EXERCISE PROMPT >> Transcribe the entries that follow exactly as they appear, minus pictures.

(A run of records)
━━━━━━━━━━━━━━━━━━━━━━━━━━━━━━
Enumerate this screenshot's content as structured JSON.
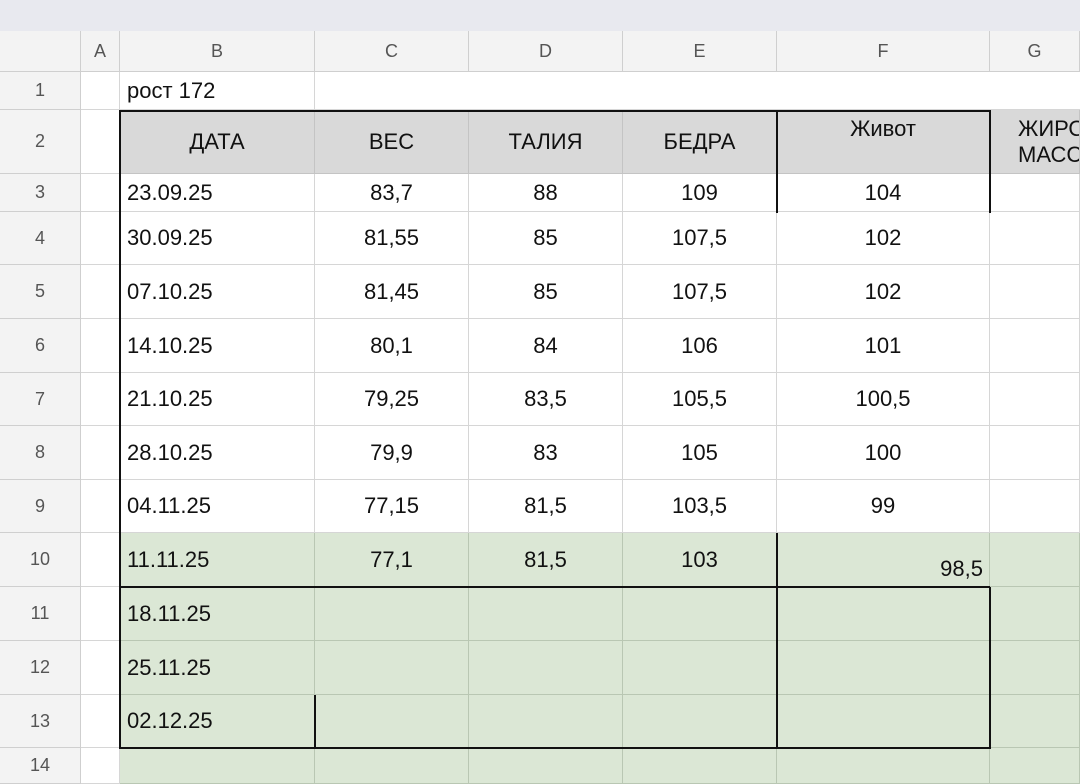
{
  "column_headers": [
    "A",
    "B",
    "C",
    "D",
    "E",
    "F",
    "G"
  ],
  "row_headers": [
    "1",
    "2",
    "3",
    "4",
    "5",
    "6",
    "7",
    "8",
    "9",
    "10",
    "11",
    "12",
    "13",
    "14"
  ],
  "b1_text": "рост 172",
  "table_headers": [
    "ДАТА",
    "ВЕС",
    "ТАЛИЯ",
    "БЕДРА",
    "Живот",
    "ЖИРОВАЯ МАССА"
  ],
  "rows": [
    {
      "date": "23.09.25",
      "weight": "83,7",
      "waist": "88",
      "hips": "109",
      "belly": "104"
    },
    {
      "date": "30.09.25",
      "weight": "81,55",
      "waist": "85",
      "hips": "107,5",
      "belly": "102"
    },
    {
      "date": "07.10.25",
      "weight": "81,45",
      "waist": "85",
      "hips": "107,5",
      "belly": "102"
    },
    {
      "date": "14.10.25",
      "weight": "80,1",
      "waist": "84",
      "hips": "106",
      "belly": "101"
    },
    {
      "date": "21.10.25",
      "weight": "79,25",
      "waist": "83,5",
      "hips": "105,5",
      "belly": "100,5"
    },
    {
      "date": "28.10.25",
      "weight": "79,9",
      "waist": "83",
      "hips": "105",
      "belly": "100"
    },
    {
      "date": "04.11.25",
      "weight": "77,15",
      "waist": "81,5",
      "hips": "103,5",
      "belly": "99"
    },
    {
      "date": "11.11.25",
      "weight": "77,1",
      "waist": "81,5",
      "hips": "103",
      "belly": "98,5"
    },
    {
      "date": "18.11.25",
      "weight": "",
      "waist": "",
      "hips": "",
      "belly": ""
    },
    {
      "date": "25.11.25",
      "weight": "",
      "waist": "",
      "hips": "",
      "belly": ""
    },
    {
      "date": "02.12.25",
      "weight": "",
      "waist": "",
      "hips": "",
      "belly": ""
    },
    {
      "date": "",
      "weight": "",
      "waist": "",
      "hips": "",
      "belly": ""
    }
  ],
  "colors": {
    "header_fill": "#d9d9d9",
    "highlight_fill": "#dbe7d5",
    "border": "#111111"
  }
}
━━━━━━━━━━━━━━━━━━━━━━━━━━━━━━
REPLY >>
Enumerate this screenshot's content as structured JSON.
{
  "column_headers": [
    "A",
    "B",
    "C",
    "D",
    "E",
    "F",
    "G"
  ],
  "row_headers": [
    "1",
    "2",
    "3",
    "4",
    "5",
    "6",
    "7",
    "8",
    "9",
    "10",
    "11",
    "12",
    "13",
    "14"
  ],
  "b1_text": "рост 172",
  "table_headers": [
    "ДАТА",
    "ВЕС",
    "ТАЛИЯ",
    "БЕДРА",
    "Живот",
    "ЖИРОВАЯ МАССА"
  ],
  "rows": [
    {
      "date": "23.09.25",
      "weight": "83,7",
      "waist": "88",
      "hips": "109",
      "belly": "104"
    },
    {
      "date": "30.09.25",
      "weight": "81,55",
      "waist": "85",
      "hips": "107,5",
      "belly": "102"
    },
    {
      "date": "07.10.25",
      "weight": "81,45",
      "waist": "85",
      "hips": "107,5",
      "belly": "102"
    },
    {
      "date": "14.10.25",
      "weight": "80,1",
      "waist": "84",
      "hips": "106",
      "belly": "101"
    },
    {
      "date": "21.10.25",
      "weight": "79,25",
      "waist": "83,5",
      "hips": "105,5",
      "belly": "100,5"
    },
    {
      "date": "28.10.25",
      "weight": "79,9",
      "waist": "83",
      "hips": "105",
      "belly": "100"
    },
    {
      "date": "04.11.25",
      "weight": "77,15",
      "waist": "81,5",
      "hips": "103,5",
      "belly": "99"
    },
    {
      "date": "11.11.25",
      "weight": "77,1",
      "waist": "81,5",
      "hips": "103",
      "belly": "98,5"
    },
    {
      "date": "18.11.25",
      "weight": "",
      "waist": "",
      "hips": "",
      "belly": ""
    },
    {
      "date": "25.11.25",
      "weight": "",
      "waist": "",
      "hips": "",
      "belly": ""
    },
    {
      "date": "02.12.25",
      "weight": "",
      "waist": "",
      "hips": "",
      "belly": ""
    },
    {
      "date": "",
      "weight": "",
      "waist": "",
      "hips": "",
      "belly": ""
    }
  ],
  "colors": {
    "header_fill": "#d9d9d9",
    "highlight_fill": "#dbe7d5",
    "border": "#111111"
  }
}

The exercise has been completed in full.